# [Your objective]
How many lines of the data include the string "больше"? State the number and nothing else.

Part of a data file

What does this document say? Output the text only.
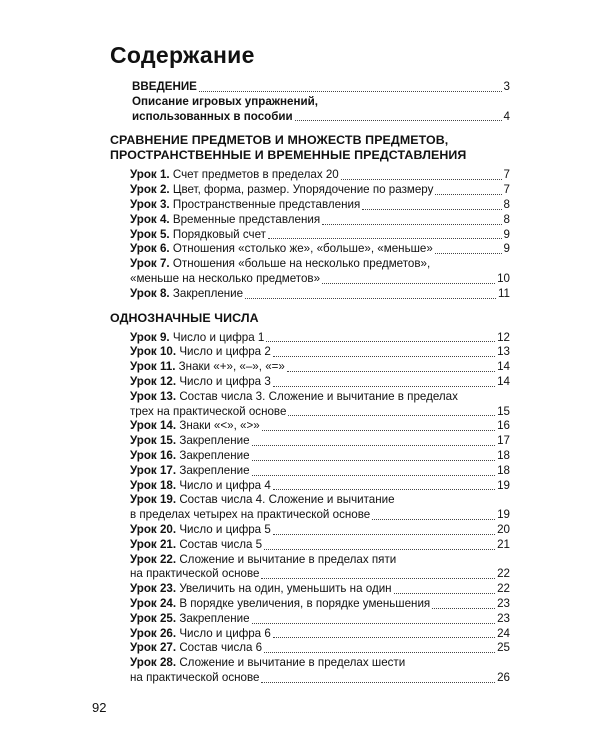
Содержание
ВВЕДЕНИЕ	3
Описание игровых упражнений,
использованных в пособии	4
СРАВНЕНИЕ ПРЕДМЕТОВ И МНОЖЕСТВ ПРЕДМЕТОВ,
ПРОСТРАНСТВЕННЫЕ И ВРЕМЕННЫЕ ПРЕДСТАВЛЕНИЯ
Урок 1. Счет предметов в пределах 20	7
Урок 2. Цвет, форма, размер. Упорядочение по размеру	7
Урок 3. Пространственные представления	8
Урок 4. Временные представления	8
Урок 5. Порядковый счет	9
Урок 6. Отношения «столько же», «больше», «меньше»	9
Урок 7. Отношения «больше на несколько предметов»,
«меньше на несколько предметов»	10
Урок 8. Закрепление	11
ОДНОЗНАЧНЫЕ ЧИСЛА
Урок 9. Число и цифра 1	12
Урок 10. Число и цифра 2	13
Урок 11. Знаки «+», «–», «=»	14
Урок 12. Число и цифра 3	14
Урок 13. Состав числа 3. Сложение и вычитание в пределах
трех на практической основе	15
Урок 14. Знаки «<», «>»	16
Урок 15. Закрепление	17
Урок 16. Закрепление	18
Урок 17. Закрепление	18
Урок 18. Число и цифра 4	19
Урок 19. Состав числа 4. Сложение и вычитание
в пределах четырех на практической основе	19
Урок 20. Число и цифра 5	20
Урок 21. Состав числа 5	21
Урок 22. Сложение и вычитание в пределах пяти
на практической основе	22
Урок 23. Увеличить на один, уменьшить на один	22
Урок 24. В порядке увеличения, в порядке уменьшения	23
Урок 25. Закрепление	23
Урок 26. Число и цифра 6	24
Урок 27. Состав числа 6	25
Урок 28. Сложение и вычитание в пределах шести
на практической основе	26
92
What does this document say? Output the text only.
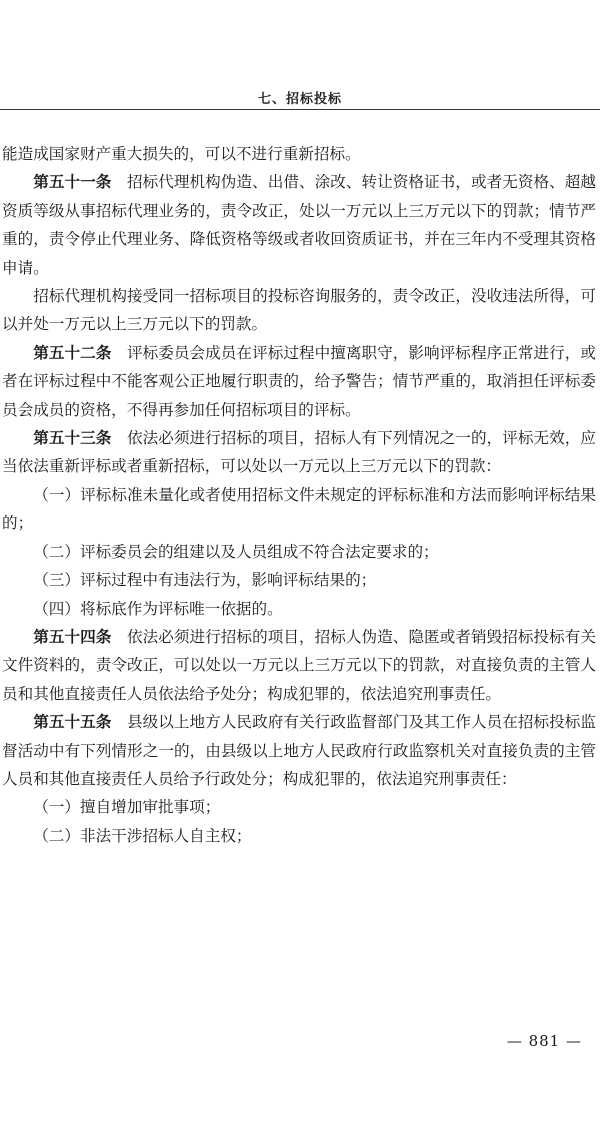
七、招标投标

能造成国家财产重大损失的，可以不进行重新招标。

第五十一条　招标代理机构伪造、出借、涂改、转让资格证书，或者无资格、超越资质等级从事招标代理业务的，责令改正，处以一万元以上三万元以下的罚款；情节严重的，责令停止代理业务、降低资格等级或者收回资质证书，并在三年内不受理其资格申请。

招标代理机构接受同一招标项目的投标咨询服务的，责令改正，没收违法所得，可以并处一万元以上三万元以下的罚款。

第五十二条　评标委员会成员在评标过程中擅离职守，影响评标程序正常进行，或者在评标过程中不能客观公正地履行职责的，给予警告；情节严重的，取消担任评标委员会成员的资格，不得再参加任何招标项目的评标。

第五十三条　依法必须进行招标的项目，招标人有下列情况之一的，评标无效，应当依法重新评标或者重新招标，可以处以一万元以上三万元以下的罚款：

（一）评标标准未量化或者使用招标文件未规定的评标标准和方法而影响评标结果的；

（二）评标委员会的组建以及人员组成不符合法定要求的；

（三）评标过程中有违法行为，影响评标结果的；

（四）将标底作为评标唯一依据的。

第五十四条　依法必须进行招标的项目，招标人伪造、隐匿或者销毁招标投标有关文件资料的，责令改正，可以处以一万元以上三万元以下的罚款，对直接负责的主管人员和其他直接责任人员依法给予处分；构成犯罪的，依法追究刑事责任。

第五十五条　县级以上地方人民政府有关行政监督部门及其工作人员在招标投标监督活动中有下列情形之一的，由县级以上地方人民政府行政监察机关对直接负责的主管人员和其他直接责任人员给予行政处分；构成犯罪的，依法追究刑事责任：

（一）擅自增加审批事项；

（二）非法干涉招标人自主权；

— 881 —
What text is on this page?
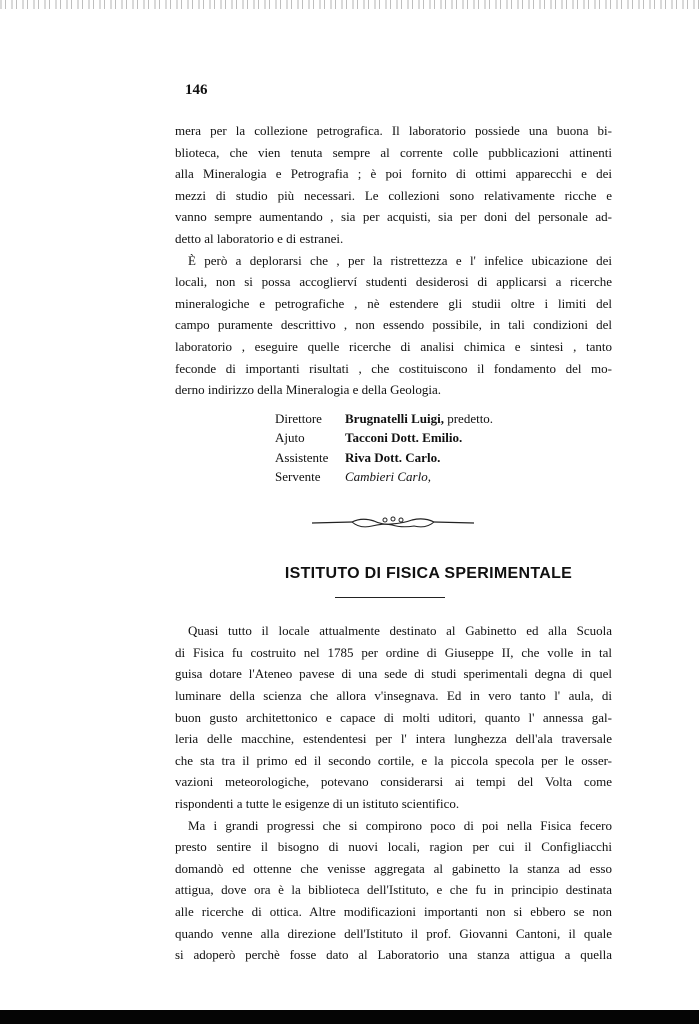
146
mera per la collezione petrografica. Il laboratorio possiede una buona bi-
blioteca, che vien tenuta sempre al corrente colle pubblicazioni attinenti
alla Mineralogia e Petrografia ; è poi fornito di ottimi apparecchi e dei
mezzi di studio più necessari. Le collezioni sono relativamente ricche e
vanno sempre aumentando , sia per acquisti, sia per doni del personale ad-
detto al laboratorio e di estranei.
È però a deplorarsi che , per la ristrettezza e l' infelice ubicazione dei
locali, non si possa accoglierví studenti desiderosi di applicarsi a ricerche
mineralogiche e petrografiche , nè estendere gli studii oltre i limiti del
campo puramente descrittivo , non essendo possibile, in tali condizioni del
laboratorio , eseguire quelle ricerche di analisi chimica e sintesi , tanto
feconde di importanti risultati , che costituiscono il fondamento del mo-
derno indirizzo della Mineralogia e della Geologia.
Direttore	Brugnatelli Luigi, predetto.
Ajuto	Tacconi Dott. Emilio.
Assistente	Riva Dott. Carlo.
Servente	Cambieri Carlo,
ISTITUTO DI FISICA SPERIMENTALE
Quasi tutto il locale attualmente destinato al Gabinetto ed alla Scuola
di Fisica fu costruito nel 1785 per ordine di Giuseppe II, che volle in tal
guisa dotare l'Ateneo pavese di una sede di studi sperimentali degna di quel
luminare della scienza che allora v'insegnava. Ed in vero tanto l' aula, di
buon gusto architettonico e capace di molti uditori, quanto l' annessa gal-
leria delle macchine, estendentesi per l' intera lunghezza dell'ala traversale
che sta tra il primo ed il secondo cortile, e la piccola specola per le osser-
vazioni meteorologiche, potevano considerarsi ai tempi del Volta come
rispondenti a tutte le esigenze di un istituto scientifico.
Ma i grandi progressi che si compirono poco di poi nella Fisica fecero
presto sentire il bisogno di nuovi locali, ragion per cui il Configliacchi
domandò ed ottenne che venisse aggregata al gabinetto la stanza ad esso
attigua, dove ora è la biblioteca dell'Istituto, e che fu in principio destinata
alle ricerche di ottica. Altre modificazioni importanti non si ebbero se non
quando venne alla direzione dell'Istituto il prof. Giovanni Cantoni, il quale
si adoperò perchè fosse dato al Laboratorio una stanza attigua a quella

# [Answer to the exercise]
2